Exercise material:
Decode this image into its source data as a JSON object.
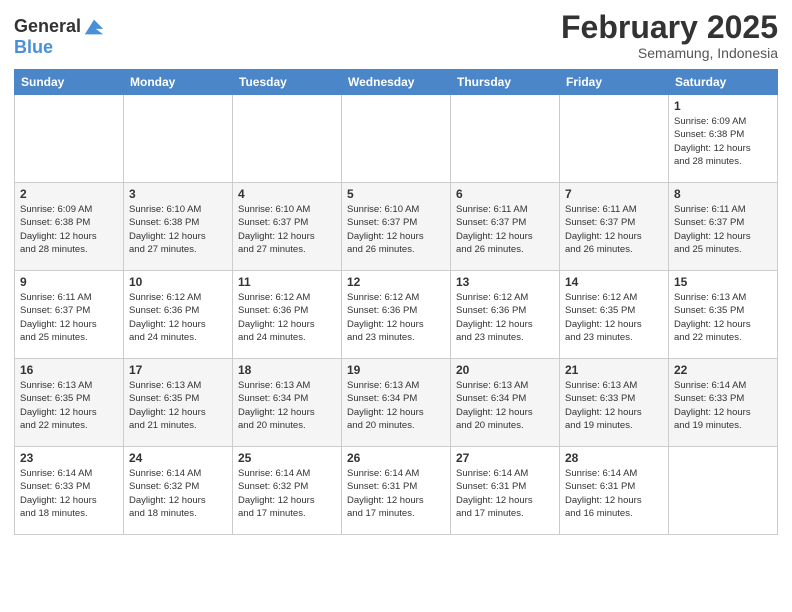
{
  "header": {
    "logo_line1": "General",
    "logo_line2": "Blue",
    "month_title": "February 2025",
    "location": "Semamung, Indonesia"
  },
  "weekdays": [
    "Sunday",
    "Monday",
    "Tuesday",
    "Wednesday",
    "Thursday",
    "Friday",
    "Saturday"
  ],
  "weeks": [
    [
      {
        "day": "",
        "info": ""
      },
      {
        "day": "",
        "info": ""
      },
      {
        "day": "",
        "info": ""
      },
      {
        "day": "",
        "info": ""
      },
      {
        "day": "",
        "info": ""
      },
      {
        "day": "",
        "info": ""
      },
      {
        "day": "1",
        "info": "Sunrise: 6:09 AM\nSunset: 6:38 PM\nDaylight: 12 hours\nand 28 minutes."
      }
    ],
    [
      {
        "day": "2",
        "info": "Sunrise: 6:09 AM\nSunset: 6:38 PM\nDaylight: 12 hours\nand 28 minutes."
      },
      {
        "day": "3",
        "info": "Sunrise: 6:10 AM\nSunset: 6:38 PM\nDaylight: 12 hours\nand 27 minutes."
      },
      {
        "day": "4",
        "info": "Sunrise: 6:10 AM\nSunset: 6:37 PM\nDaylight: 12 hours\nand 27 minutes."
      },
      {
        "day": "5",
        "info": "Sunrise: 6:10 AM\nSunset: 6:37 PM\nDaylight: 12 hours\nand 26 minutes."
      },
      {
        "day": "6",
        "info": "Sunrise: 6:11 AM\nSunset: 6:37 PM\nDaylight: 12 hours\nand 26 minutes."
      },
      {
        "day": "7",
        "info": "Sunrise: 6:11 AM\nSunset: 6:37 PM\nDaylight: 12 hours\nand 26 minutes."
      },
      {
        "day": "8",
        "info": "Sunrise: 6:11 AM\nSunset: 6:37 PM\nDaylight: 12 hours\nand 25 minutes."
      }
    ],
    [
      {
        "day": "9",
        "info": "Sunrise: 6:11 AM\nSunset: 6:37 PM\nDaylight: 12 hours\nand 25 minutes."
      },
      {
        "day": "10",
        "info": "Sunrise: 6:12 AM\nSunset: 6:36 PM\nDaylight: 12 hours\nand 24 minutes."
      },
      {
        "day": "11",
        "info": "Sunrise: 6:12 AM\nSunset: 6:36 PM\nDaylight: 12 hours\nand 24 minutes."
      },
      {
        "day": "12",
        "info": "Sunrise: 6:12 AM\nSunset: 6:36 PM\nDaylight: 12 hours\nand 23 minutes."
      },
      {
        "day": "13",
        "info": "Sunrise: 6:12 AM\nSunset: 6:36 PM\nDaylight: 12 hours\nand 23 minutes."
      },
      {
        "day": "14",
        "info": "Sunrise: 6:12 AM\nSunset: 6:35 PM\nDaylight: 12 hours\nand 23 minutes."
      },
      {
        "day": "15",
        "info": "Sunrise: 6:13 AM\nSunset: 6:35 PM\nDaylight: 12 hours\nand 22 minutes."
      }
    ],
    [
      {
        "day": "16",
        "info": "Sunrise: 6:13 AM\nSunset: 6:35 PM\nDaylight: 12 hours\nand 22 minutes."
      },
      {
        "day": "17",
        "info": "Sunrise: 6:13 AM\nSunset: 6:35 PM\nDaylight: 12 hours\nand 21 minutes."
      },
      {
        "day": "18",
        "info": "Sunrise: 6:13 AM\nSunset: 6:34 PM\nDaylight: 12 hours\nand 20 minutes."
      },
      {
        "day": "19",
        "info": "Sunrise: 6:13 AM\nSunset: 6:34 PM\nDaylight: 12 hours\nand 20 minutes."
      },
      {
        "day": "20",
        "info": "Sunrise: 6:13 AM\nSunset: 6:34 PM\nDaylight: 12 hours\nand 20 minutes."
      },
      {
        "day": "21",
        "info": "Sunrise: 6:13 AM\nSunset: 6:33 PM\nDaylight: 12 hours\nand 19 minutes."
      },
      {
        "day": "22",
        "info": "Sunrise: 6:14 AM\nSunset: 6:33 PM\nDaylight: 12 hours\nand 19 minutes."
      }
    ],
    [
      {
        "day": "23",
        "info": "Sunrise: 6:14 AM\nSunset: 6:33 PM\nDaylight: 12 hours\nand 18 minutes."
      },
      {
        "day": "24",
        "info": "Sunrise: 6:14 AM\nSunset: 6:32 PM\nDaylight: 12 hours\nand 18 minutes."
      },
      {
        "day": "25",
        "info": "Sunrise: 6:14 AM\nSunset: 6:32 PM\nDaylight: 12 hours\nand 17 minutes."
      },
      {
        "day": "26",
        "info": "Sunrise: 6:14 AM\nSunset: 6:31 PM\nDaylight: 12 hours\nand 17 minutes."
      },
      {
        "day": "27",
        "info": "Sunrise: 6:14 AM\nSunset: 6:31 PM\nDaylight: 12 hours\nand 17 minutes."
      },
      {
        "day": "28",
        "info": "Sunrise: 6:14 AM\nSunset: 6:31 PM\nDaylight: 12 hours\nand 16 minutes."
      },
      {
        "day": "",
        "info": ""
      }
    ]
  ]
}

Stated exercise:
Set down the lines of the records above exactly, apart from the pictures.

Written response:
Decode this image into its source data as a JSON object.
{
  "header": {
    "logo_line1": "General",
    "logo_line2": "Blue",
    "month_title": "February 2025",
    "location": "Semamung, Indonesia"
  },
  "weekdays": [
    "Sunday",
    "Monday",
    "Tuesday",
    "Wednesday",
    "Thursday",
    "Friday",
    "Saturday"
  ],
  "weeks": [
    [
      {
        "day": "",
        "info": ""
      },
      {
        "day": "",
        "info": ""
      },
      {
        "day": "",
        "info": ""
      },
      {
        "day": "",
        "info": ""
      },
      {
        "day": "",
        "info": ""
      },
      {
        "day": "",
        "info": ""
      },
      {
        "day": "1",
        "info": "Sunrise: 6:09 AM\nSunset: 6:38 PM\nDaylight: 12 hours\nand 28 minutes."
      }
    ],
    [
      {
        "day": "2",
        "info": "Sunrise: 6:09 AM\nSunset: 6:38 PM\nDaylight: 12 hours\nand 28 minutes."
      },
      {
        "day": "3",
        "info": "Sunrise: 6:10 AM\nSunset: 6:38 PM\nDaylight: 12 hours\nand 27 minutes."
      },
      {
        "day": "4",
        "info": "Sunrise: 6:10 AM\nSunset: 6:37 PM\nDaylight: 12 hours\nand 27 minutes."
      },
      {
        "day": "5",
        "info": "Sunrise: 6:10 AM\nSunset: 6:37 PM\nDaylight: 12 hours\nand 26 minutes."
      },
      {
        "day": "6",
        "info": "Sunrise: 6:11 AM\nSunset: 6:37 PM\nDaylight: 12 hours\nand 26 minutes."
      },
      {
        "day": "7",
        "info": "Sunrise: 6:11 AM\nSunset: 6:37 PM\nDaylight: 12 hours\nand 26 minutes."
      },
      {
        "day": "8",
        "info": "Sunrise: 6:11 AM\nSunset: 6:37 PM\nDaylight: 12 hours\nand 25 minutes."
      }
    ],
    [
      {
        "day": "9",
        "info": "Sunrise: 6:11 AM\nSunset: 6:37 PM\nDaylight: 12 hours\nand 25 minutes."
      },
      {
        "day": "10",
        "info": "Sunrise: 6:12 AM\nSunset: 6:36 PM\nDaylight: 12 hours\nand 24 minutes."
      },
      {
        "day": "11",
        "info": "Sunrise: 6:12 AM\nSunset: 6:36 PM\nDaylight: 12 hours\nand 24 minutes."
      },
      {
        "day": "12",
        "info": "Sunrise: 6:12 AM\nSunset: 6:36 PM\nDaylight: 12 hours\nand 23 minutes."
      },
      {
        "day": "13",
        "info": "Sunrise: 6:12 AM\nSunset: 6:36 PM\nDaylight: 12 hours\nand 23 minutes."
      },
      {
        "day": "14",
        "info": "Sunrise: 6:12 AM\nSunset: 6:35 PM\nDaylight: 12 hours\nand 23 minutes."
      },
      {
        "day": "15",
        "info": "Sunrise: 6:13 AM\nSunset: 6:35 PM\nDaylight: 12 hours\nand 22 minutes."
      }
    ],
    [
      {
        "day": "16",
        "info": "Sunrise: 6:13 AM\nSunset: 6:35 PM\nDaylight: 12 hours\nand 22 minutes."
      },
      {
        "day": "17",
        "info": "Sunrise: 6:13 AM\nSunset: 6:35 PM\nDaylight: 12 hours\nand 21 minutes."
      },
      {
        "day": "18",
        "info": "Sunrise: 6:13 AM\nSunset: 6:34 PM\nDaylight: 12 hours\nand 20 minutes."
      },
      {
        "day": "19",
        "info": "Sunrise: 6:13 AM\nSunset: 6:34 PM\nDaylight: 12 hours\nand 20 minutes."
      },
      {
        "day": "20",
        "info": "Sunrise: 6:13 AM\nSunset: 6:34 PM\nDaylight: 12 hours\nand 20 minutes."
      },
      {
        "day": "21",
        "info": "Sunrise: 6:13 AM\nSunset: 6:33 PM\nDaylight: 12 hours\nand 19 minutes."
      },
      {
        "day": "22",
        "info": "Sunrise: 6:14 AM\nSunset: 6:33 PM\nDaylight: 12 hours\nand 19 minutes."
      }
    ],
    [
      {
        "day": "23",
        "info": "Sunrise: 6:14 AM\nSunset: 6:33 PM\nDaylight: 12 hours\nand 18 minutes."
      },
      {
        "day": "24",
        "info": "Sunrise: 6:14 AM\nSunset: 6:32 PM\nDaylight: 12 hours\nand 18 minutes."
      },
      {
        "day": "25",
        "info": "Sunrise: 6:14 AM\nSunset: 6:32 PM\nDaylight: 12 hours\nand 17 minutes."
      },
      {
        "day": "26",
        "info": "Sunrise: 6:14 AM\nSunset: 6:31 PM\nDaylight: 12 hours\nand 17 minutes."
      },
      {
        "day": "27",
        "info": "Sunrise: 6:14 AM\nSunset: 6:31 PM\nDaylight: 12 hours\nand 17 minutes."
      },
      {
        "day": "28",
        "info": "Sunrise: 6:14 AM\nSunset: 6:31 PM\nDaylight: 12 hours\nand 16 minutes."
      },
      {
        "day": "",
        "info": ""
      }
    ]
  ]
}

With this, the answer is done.